Directions for this task |
Can you reproduce the data beneath, keeping every line exact?

Given records |
>> START

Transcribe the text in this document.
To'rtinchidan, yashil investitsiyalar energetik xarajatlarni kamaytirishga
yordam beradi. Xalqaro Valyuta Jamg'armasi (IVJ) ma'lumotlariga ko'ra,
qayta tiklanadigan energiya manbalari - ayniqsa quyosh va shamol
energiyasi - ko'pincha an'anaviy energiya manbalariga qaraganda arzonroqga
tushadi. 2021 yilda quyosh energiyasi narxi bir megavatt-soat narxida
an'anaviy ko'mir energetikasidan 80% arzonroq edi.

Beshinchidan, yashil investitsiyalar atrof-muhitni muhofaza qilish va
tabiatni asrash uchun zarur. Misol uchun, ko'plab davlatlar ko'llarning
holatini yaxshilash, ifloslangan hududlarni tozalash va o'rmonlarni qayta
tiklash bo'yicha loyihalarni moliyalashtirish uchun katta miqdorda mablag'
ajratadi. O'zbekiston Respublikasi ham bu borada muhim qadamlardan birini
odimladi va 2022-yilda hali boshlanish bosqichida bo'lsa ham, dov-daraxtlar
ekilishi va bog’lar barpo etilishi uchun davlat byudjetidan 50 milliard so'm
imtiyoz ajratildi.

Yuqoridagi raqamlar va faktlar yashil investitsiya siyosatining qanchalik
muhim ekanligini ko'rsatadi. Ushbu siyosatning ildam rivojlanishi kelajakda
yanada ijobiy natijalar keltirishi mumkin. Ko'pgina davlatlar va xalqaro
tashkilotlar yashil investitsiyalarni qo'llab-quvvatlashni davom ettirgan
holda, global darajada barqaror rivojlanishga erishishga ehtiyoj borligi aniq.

>> END

Output below |
Transcribe the text in this document.
To'rtinchidan, yashil investitsiyalar energetik xarajatlarni kamaytirishga
yordam beradi. Xalqaro Valyuta Jamg'armasi (IVJ) ma'lumotlariga ko'ra,
qayta tiklanadigan energiya manbalari - ayniqsa quyosh va shamol
energiyasi - ko'pincha an'anaviy energiya manbalariga qaraganda arzonroqga
tushadi. 2021 yilda quyosh energiyasi narxi bir megavatt-soat narxida
an'anaviy ko'mir energetikasidan 80% arzonroq edi.

Beshinchidan, yashil investitsiyalar atrof-muhitni muhofaza qilish va
tabiatni asrash uchun zarur. Misol uchun, ko'plab davlatlar ko'llarning
holatini yaxshilash, ifloslangan hududlarni tozalash va o'rmonlarni qayta
tiklash bo'yicha loyihalarni moliyalashtirish uchun katta miqdorda mablag'
ajratadi. O'zbekiston Respublikasi ham bu borada muhim qadamlardan birini
odimladi va 2022-yilda hali boshlanish bosqichida bo'lsa ham, dov-daraxtlar
ekilishi va bog’lar barpo etilishi uchun davlat byudjetidan 50 milliard so'm
imtiyoz ajratildi.

Yuqoridagi raqamlar va faktlar yashil investitsiya siyosatining qanchalik
muhim ekanligini ko'rsatadi. Ushbu siyosatning ildam rivojlanishi kelajakda
yanada ijobiy natijalar keltirishi mumkin. Ko'pgina davlatlar va xalqaro
tashkilotlar yashil investitsiyalarni qo'llab-quvvatlashni davom ettirgan
holda, global darajada barqaror rivojlanishga erishishga ehtiyoj borligi aniq.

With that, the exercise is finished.